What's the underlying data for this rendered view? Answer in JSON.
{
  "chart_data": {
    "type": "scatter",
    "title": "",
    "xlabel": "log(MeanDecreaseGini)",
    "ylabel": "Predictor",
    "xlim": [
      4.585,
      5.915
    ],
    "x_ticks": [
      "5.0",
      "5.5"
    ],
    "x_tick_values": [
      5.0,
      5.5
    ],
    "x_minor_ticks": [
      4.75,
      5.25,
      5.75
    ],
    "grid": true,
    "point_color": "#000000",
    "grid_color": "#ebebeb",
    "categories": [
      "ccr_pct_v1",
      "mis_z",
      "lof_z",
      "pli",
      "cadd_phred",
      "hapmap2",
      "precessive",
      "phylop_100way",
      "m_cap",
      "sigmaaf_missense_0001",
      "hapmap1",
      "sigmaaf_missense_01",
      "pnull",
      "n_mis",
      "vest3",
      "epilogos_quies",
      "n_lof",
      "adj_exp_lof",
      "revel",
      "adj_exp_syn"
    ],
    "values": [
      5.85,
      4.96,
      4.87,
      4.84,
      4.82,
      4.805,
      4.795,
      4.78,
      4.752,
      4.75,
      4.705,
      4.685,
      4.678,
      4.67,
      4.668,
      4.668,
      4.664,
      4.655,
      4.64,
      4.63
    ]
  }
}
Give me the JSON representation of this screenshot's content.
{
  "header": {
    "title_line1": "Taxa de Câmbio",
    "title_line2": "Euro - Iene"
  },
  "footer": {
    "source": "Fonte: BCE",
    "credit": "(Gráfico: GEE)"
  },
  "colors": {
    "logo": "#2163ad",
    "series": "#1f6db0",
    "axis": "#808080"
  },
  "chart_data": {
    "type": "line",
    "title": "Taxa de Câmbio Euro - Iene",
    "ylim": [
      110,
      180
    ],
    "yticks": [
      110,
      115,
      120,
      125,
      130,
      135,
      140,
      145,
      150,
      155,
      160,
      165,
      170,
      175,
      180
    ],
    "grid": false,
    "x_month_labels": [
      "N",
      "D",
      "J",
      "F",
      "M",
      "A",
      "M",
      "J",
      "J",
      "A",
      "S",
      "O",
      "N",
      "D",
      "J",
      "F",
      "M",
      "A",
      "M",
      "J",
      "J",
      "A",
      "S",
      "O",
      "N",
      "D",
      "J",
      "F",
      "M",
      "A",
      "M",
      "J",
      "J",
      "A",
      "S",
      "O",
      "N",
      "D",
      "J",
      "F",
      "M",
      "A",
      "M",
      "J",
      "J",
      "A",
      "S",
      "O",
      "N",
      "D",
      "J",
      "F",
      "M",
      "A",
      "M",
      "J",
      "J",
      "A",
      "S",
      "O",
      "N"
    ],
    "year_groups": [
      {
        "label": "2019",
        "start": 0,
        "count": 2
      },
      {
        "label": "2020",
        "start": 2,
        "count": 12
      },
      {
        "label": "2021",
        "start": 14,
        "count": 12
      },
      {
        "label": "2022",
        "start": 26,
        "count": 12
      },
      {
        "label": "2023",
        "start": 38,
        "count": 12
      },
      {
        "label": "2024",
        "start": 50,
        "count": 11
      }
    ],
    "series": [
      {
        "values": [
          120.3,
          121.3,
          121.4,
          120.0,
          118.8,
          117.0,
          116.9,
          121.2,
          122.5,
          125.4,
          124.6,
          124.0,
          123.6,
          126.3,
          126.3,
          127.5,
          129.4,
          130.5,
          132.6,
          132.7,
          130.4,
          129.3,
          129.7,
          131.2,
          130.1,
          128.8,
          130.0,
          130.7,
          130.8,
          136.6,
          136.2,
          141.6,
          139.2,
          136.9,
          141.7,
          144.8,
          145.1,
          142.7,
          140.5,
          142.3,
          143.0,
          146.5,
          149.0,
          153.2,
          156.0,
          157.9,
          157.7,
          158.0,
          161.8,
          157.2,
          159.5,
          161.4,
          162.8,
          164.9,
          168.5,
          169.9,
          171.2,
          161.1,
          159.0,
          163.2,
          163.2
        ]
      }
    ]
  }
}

Written exercise:
Every entry should be output exactly as written, please.

Full output:
What's the underlying data for this rendered view? Answer in JSON.
{
  "chart_data": {
    "type": "scatter",
    "title": "",
    "xlabel": "log(MeanDecreaseGini)",
    "ylabel": "Predictor",
    "xlim": [
      4.585,
      5.915
    ],
    "x_ticks": [
      "5.0",
      "5.5"
    ],
    "x_tick_values": [
      5.0,
      5.5
    ],
    "x_minor_ticks": [
      4.75,
      5.25,
      5.75
    ],
    "grid": true,
    "point_color": "#000000",
    "grid_color": "#ebebeb",
    "categories": [
      "ccr_pct_v1",
      "mis_z",
      "lof_z",
      "pli",
      "cadd_phred",
      "hapmap2",
      "precessive",
      "phylop_100way",
      "m_cap",
      "sigmaaf_missense_0001",
      "hapmap1",
      "sigmaaf_missense_01",
      "pnull",
      "n_mis",
      "vest3",
      "epilogos_quies",
      "n_lof",
      "adj_exp_lof",
      "revel",
      "adj_exp_syn"
    ],
    "values": [
      5.85,
      4.96,
      4.87,
      4.84,
      4.82,
      4.805,
      4.795,
      4.78,
      4.752,
      4.75,
      4.705,
      4.685,
      4.678,
      4.67,
      4.668,
      4.668,
      4.664,
      4.655,
      4.64,
      4.63
    ]
  }
}
Give me the JSON representation of this screenshot's content.
{
  "header": {
    "title_line1": "Taxa de Câmbio",
    "title_line2": "Euro - Iene"
  },
  "footer": {
    "source": "Fonte: BCE",
    "credit": "(Gráfico: GEE)"
  },
  "colors": {
    "logo": "#2163ad",
    "series": "#1f6db0",
    "axis": "#808080"
  },
  "chart_data": {
    "type": "line",
    "title": "Taxa de Câmbio Euro - Iene",
    "ylim": [
      110,
      180
    ],
    "yticks": [
      110,
      115,
      120,
      125,
      130,
      135,
      140,
      145,
      150,
      155,
      160,
      165,
      170,
      175,
      180
    ],
    "grid": false,
    "x_month_labels": [
      "N",
      "D",
      "J",
      "F",
      "M",
      "A",
      "M",
      "J",
      "J",
      "A",
      "S",
      "O",
      "N",
      "D",
      "J",
      "F",
      "M",
      "A",
      "M",
      "J",
      "J",
      "A",
      "S",
      "O",
      "N",
      "D",
      "J",
      "F",
      "M",
      "A",
      "M",
      "J",
      "J",
      "A",
      "S",
      "O",
      "N",
      "D",
      "J",
      "F",
      "M",
      "A",
      "M",
      "J",
      "J",
      "A",
      "S",
      "O",
      "N",
      "D",
      "J",
      "F",
      "M",
      "A",
      "M",
      "J",
      "J",
      "A",
      "S",
      "O",
      "N"
    ],
    "year_groups": [
      {
        "label": "2019",
        "start": 0,
        "count": 2
      },
      {
        "label": "2020",
        "start": 2,
        "count": 12
      },
      {
        "label": "2021",
        "start": 14,
        "count": 12
      },
      {
        "label": "2022",
        "start": 26,
        "count": 12
      },
      {
        "label": "2023",
        "start": 38,
        "count": 12
      },
      {
        "label": "2024",
        "start": 50,
        "count": 11
      }
    ],
    "series": [
      {
        "values": [
          120.3,
          121.3,
          121.4,
          120.0,
          118.8,
          117.0,
          116.9,
          121.2,
          122.5,
          125.4,
          124.6,
          124.0,
          123.6,
          126.3,
          126.3,
          127.5,
          129.4,
          130.5,
          132.6,
          132.7,
          130.4,
          129.3,
          129.7,
          131.2,
          130.1,
          128.8,
          130.0,
          130.7,
          130.8,
          136.6,
          136.2,
          141.6,
          139.2,
          136.9,
          141.7,
          144.8,
          145.1,
          142.7,
          140.5,
          142.3,
          143.0,
          146.5,
          149.0,
          153.2,
          156.0,
          157.9,
          157.7,
          158.0,
          161.8,
          157.2,
          159.5,
          161.4,
          162.8,
          164.9,
          168.5,
          169.9,
          171.2,
          161.1,
          159.0,
          163.2,
          163.2
        ]
      }
    ]
  }
}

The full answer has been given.